● Entries

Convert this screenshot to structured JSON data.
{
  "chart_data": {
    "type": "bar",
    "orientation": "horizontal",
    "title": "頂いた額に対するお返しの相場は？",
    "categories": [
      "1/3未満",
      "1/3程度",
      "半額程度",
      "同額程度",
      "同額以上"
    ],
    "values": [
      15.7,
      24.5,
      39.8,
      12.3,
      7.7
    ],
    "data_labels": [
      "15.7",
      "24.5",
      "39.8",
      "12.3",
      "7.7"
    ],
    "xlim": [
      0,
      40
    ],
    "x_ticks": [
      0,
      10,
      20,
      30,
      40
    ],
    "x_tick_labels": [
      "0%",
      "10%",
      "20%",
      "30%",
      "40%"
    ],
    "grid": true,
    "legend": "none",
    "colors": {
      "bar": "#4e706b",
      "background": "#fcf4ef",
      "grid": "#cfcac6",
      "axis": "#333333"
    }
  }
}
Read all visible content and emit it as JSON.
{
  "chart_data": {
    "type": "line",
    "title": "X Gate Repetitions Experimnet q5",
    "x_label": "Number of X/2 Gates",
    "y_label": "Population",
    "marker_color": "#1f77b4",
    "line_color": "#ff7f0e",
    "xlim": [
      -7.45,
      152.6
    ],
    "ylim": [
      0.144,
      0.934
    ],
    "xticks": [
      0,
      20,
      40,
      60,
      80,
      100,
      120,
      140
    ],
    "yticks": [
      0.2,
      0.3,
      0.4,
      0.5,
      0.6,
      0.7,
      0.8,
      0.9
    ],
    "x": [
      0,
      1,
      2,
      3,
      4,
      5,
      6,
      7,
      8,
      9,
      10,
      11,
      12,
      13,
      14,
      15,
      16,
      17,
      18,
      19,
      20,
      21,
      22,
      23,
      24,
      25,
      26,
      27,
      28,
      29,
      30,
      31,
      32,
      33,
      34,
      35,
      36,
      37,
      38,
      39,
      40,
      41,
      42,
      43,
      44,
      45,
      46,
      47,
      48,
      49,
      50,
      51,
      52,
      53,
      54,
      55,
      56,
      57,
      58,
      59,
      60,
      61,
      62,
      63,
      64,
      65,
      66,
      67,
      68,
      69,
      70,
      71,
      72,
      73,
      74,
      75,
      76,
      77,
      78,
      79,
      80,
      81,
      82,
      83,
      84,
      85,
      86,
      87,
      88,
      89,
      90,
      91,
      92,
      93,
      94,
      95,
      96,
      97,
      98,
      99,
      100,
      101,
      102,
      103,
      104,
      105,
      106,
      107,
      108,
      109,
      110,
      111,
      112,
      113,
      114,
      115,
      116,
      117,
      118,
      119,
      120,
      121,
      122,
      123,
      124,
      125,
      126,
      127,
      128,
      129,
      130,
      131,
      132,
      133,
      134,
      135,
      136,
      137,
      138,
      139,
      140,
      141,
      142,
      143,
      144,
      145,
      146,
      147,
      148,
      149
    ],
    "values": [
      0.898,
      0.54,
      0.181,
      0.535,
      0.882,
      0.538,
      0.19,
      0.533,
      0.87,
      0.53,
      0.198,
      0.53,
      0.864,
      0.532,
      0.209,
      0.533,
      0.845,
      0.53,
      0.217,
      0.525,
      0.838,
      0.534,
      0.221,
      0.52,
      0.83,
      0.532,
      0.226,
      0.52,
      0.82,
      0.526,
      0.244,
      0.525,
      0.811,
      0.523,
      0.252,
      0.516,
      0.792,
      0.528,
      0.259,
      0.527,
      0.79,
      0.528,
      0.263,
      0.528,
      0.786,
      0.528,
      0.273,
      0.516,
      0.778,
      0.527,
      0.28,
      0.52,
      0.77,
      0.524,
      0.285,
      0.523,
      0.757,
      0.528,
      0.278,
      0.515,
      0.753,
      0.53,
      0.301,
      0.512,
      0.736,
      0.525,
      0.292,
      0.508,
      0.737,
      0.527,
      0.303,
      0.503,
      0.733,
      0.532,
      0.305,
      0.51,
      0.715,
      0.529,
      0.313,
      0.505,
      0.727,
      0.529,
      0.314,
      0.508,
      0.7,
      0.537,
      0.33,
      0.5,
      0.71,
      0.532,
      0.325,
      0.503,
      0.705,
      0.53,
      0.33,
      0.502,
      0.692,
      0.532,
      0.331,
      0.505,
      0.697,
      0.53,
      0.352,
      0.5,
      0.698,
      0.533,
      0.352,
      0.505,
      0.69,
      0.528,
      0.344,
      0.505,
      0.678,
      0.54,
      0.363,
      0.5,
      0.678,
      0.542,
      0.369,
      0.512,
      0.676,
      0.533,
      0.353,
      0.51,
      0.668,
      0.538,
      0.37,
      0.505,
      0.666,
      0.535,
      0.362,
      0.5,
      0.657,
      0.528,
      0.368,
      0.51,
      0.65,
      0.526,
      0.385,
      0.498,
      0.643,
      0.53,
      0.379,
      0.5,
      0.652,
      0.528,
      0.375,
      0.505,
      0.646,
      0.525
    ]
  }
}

● Task requirements
Each record above should be restated word for word.

● Answer
Convert this screenshot to structured JSON data.
{
  "chart_data": {
    "type": "bar",
    "orientation": "horizontal",
    "title": "頂いた額に対するお返しの相場は？",
    "categories": [
      "1/3未満",
      "1/3程度",
      "半額程度",
      "同額程度",
      "同額以上"
    ],
    "values": [
      15.7,
      24.5,
      39.8,
      12.3,
      7.7
    ],
    "data_labels": [
      "15.7",
      "24.5",
      "39.8",
      "12.3",
      "7.7"
    ],
    "xlim": [
      0,
      40
    ],
    "x_ticks": [
      0,
      10,
      20,
      30,
      40
    ],
    "x_tick_labels": [
      "0%",
      "10%",
      "20%",
      "30%",
      "40%"
    ],
    "grid": true,
    "legend": "none",
    "colors": {
      "bar": "#4e706b",
      "background": "#fcf4ef",
      "grid": "#cfcac6",
      "axis": "#333333"
    }
  }
}
Read all visible content and emit it as JSON.
{
  "chart_data": {
    "type": "line",
    "title": "X Gate Repetitions Experimnet q5",
    "x_label": "Number of X/2 Gates",
    "y_label": "Population",
    "marker_color": "#1f77b4",
    "line_color": "#ff7f0e",
    "xlim": [
      -7.45,
      152.6
    ],
    "ylim": [
      0.144,
      0.934
    ],
    "xticks": [
      0,
      20,
      40,
      60,
      80,
      100,
      120,
      140
    ],
    "yticks": [
      0.2,
      0.3,
      0.4,
      0.5,
      0.6,
      0.7,
      0.8,
      0.9
    ],
    "x": [
      0,
      1,
      2,
      3,
      4,
      5,
      6,
      7,
      8,
      9,
      10,
      11,
      12,
      13,
      14,
      15,
      16,
      17,
      18,
      19,
      20,
      21,
      22,
      23,
      24,
      25,
      26,
      27,
      28,
      29,
      30,
      31,
      32,
      33,
      34,
      35,
      36,
      37,
      38,
      39,
      40,
      41,
      42,
      43,
      44,
      45,
      46,
      47,
      48,
      49,
      50,
      51,
      52,
      53,
      54,
      55,
      56,
      57,
      58,
      59,
      60,
      61,
      62,
      63,
      64,
      65,
      66,
      67,
      68,
      69,
      70,
      71,
      72,
      73,
      74,
      75,
      76,
      77,
      78,
      79,
      80,
      81,
      82,
      83,
      84,
      85,
      86,
      87,
      88,
      89,
      90,
      91,
      92,
      93,
      94,
      95,
      96,
      97,
      98,
      99,
      100,
      101,
      102,
      103,
      104,
      105,
      106,
      107,
      108,
      109,
      110,
      111,
      112,
      113,
      114,
      115,
      116,
      117,
      118,
      119,
      120,
      121,
      122,
      123,
      124,
      125,
      126,
      127,
      128,
      129,
      130,
      131,
      132,
      133,
      134,
      135,
      136,
      137,
      138,
      139,
      140,
      141,
      142,
      143,
      144,
      145,
      146,
      147,
      148,
      149
    ],
    "values": [
      0.898,
      0.54,
      0.181,
      0.535,
      0.882,
      0.538,
      0.19,
      0.533,
      0.87,
      0.53,
      0.198,
      0.53,
      0.864,
      0.532,
      0.209,
      0.533,
      0.845,
      0.53,
      0.217,
      0.525,
      0.838,
      0.534,
      0.221,
      0.52,
      0.83,
      0.532,
      0.226,
      0.52,
      0.82,
      0.526,
      0.244,
      0.525,
      0.811,
      0.523,
      0.252,
      0.516,
      0.792,
      0.528,
      0.259,
      0.527,
      0.79,
      0.528,
      0.263,
      0.528,
      0.786,
      0.528,
      0.273,
      0.516,
      0.778,
      0.527,
      0.28,
      0.52,
      0.77,
      0.524,
      0.285,
      0.523,
      0.757,
      0.528,
      0.278,
      0.515,
      0.753,
      0.53,
      0.301,
      0.512,
      0.736,
      0.525,
      0.292,
      0.508,
      0.737,
      0.527,
      0.303,
      0.503,
      0.733,
      0.532,
      0.305,
      0.51,
      0.715,
      0.529,
      0.313,
      0.505,
      0.727,
      0.529,
      0.314,
      0.508,
      0.7,
      0.537,
      0.33,
      0.5,
      0.71,
      0.532,
      0.325,
      0.503,
      0.705,
      0.53,
      0.33,
      0.502,
      0.692,
      0.532,
      0.331,
      0.505,
      0.697,
      0.53,
      0.352,
      0.5,
      0.698,
      0.533,
      0.352,
      0.505,
      0.69,
      0.528,
      0.344,
      0.505,
      0.678,
      0.54,
      0.363,
      0.5,
      0.678,
      0.542,
      0.369,
      0.512,
      0.676,
      0.533,
      0.353,
      0.51,
      0.668,
      0.538,
      0.37,
      0.505,
      0.666,
      0.535,
      0.362,
      0.5,
      0.657,
      0.528,
      0.368,
      0.51,
      0.65,
      0.526,
      0.385,
      0.498,
      0.643,
      0.53,
      0.379,
      0.5,
      0.652,
      0.528,
      0.375,
      0.505,
      0.646,
      0.525
    ]
  }
}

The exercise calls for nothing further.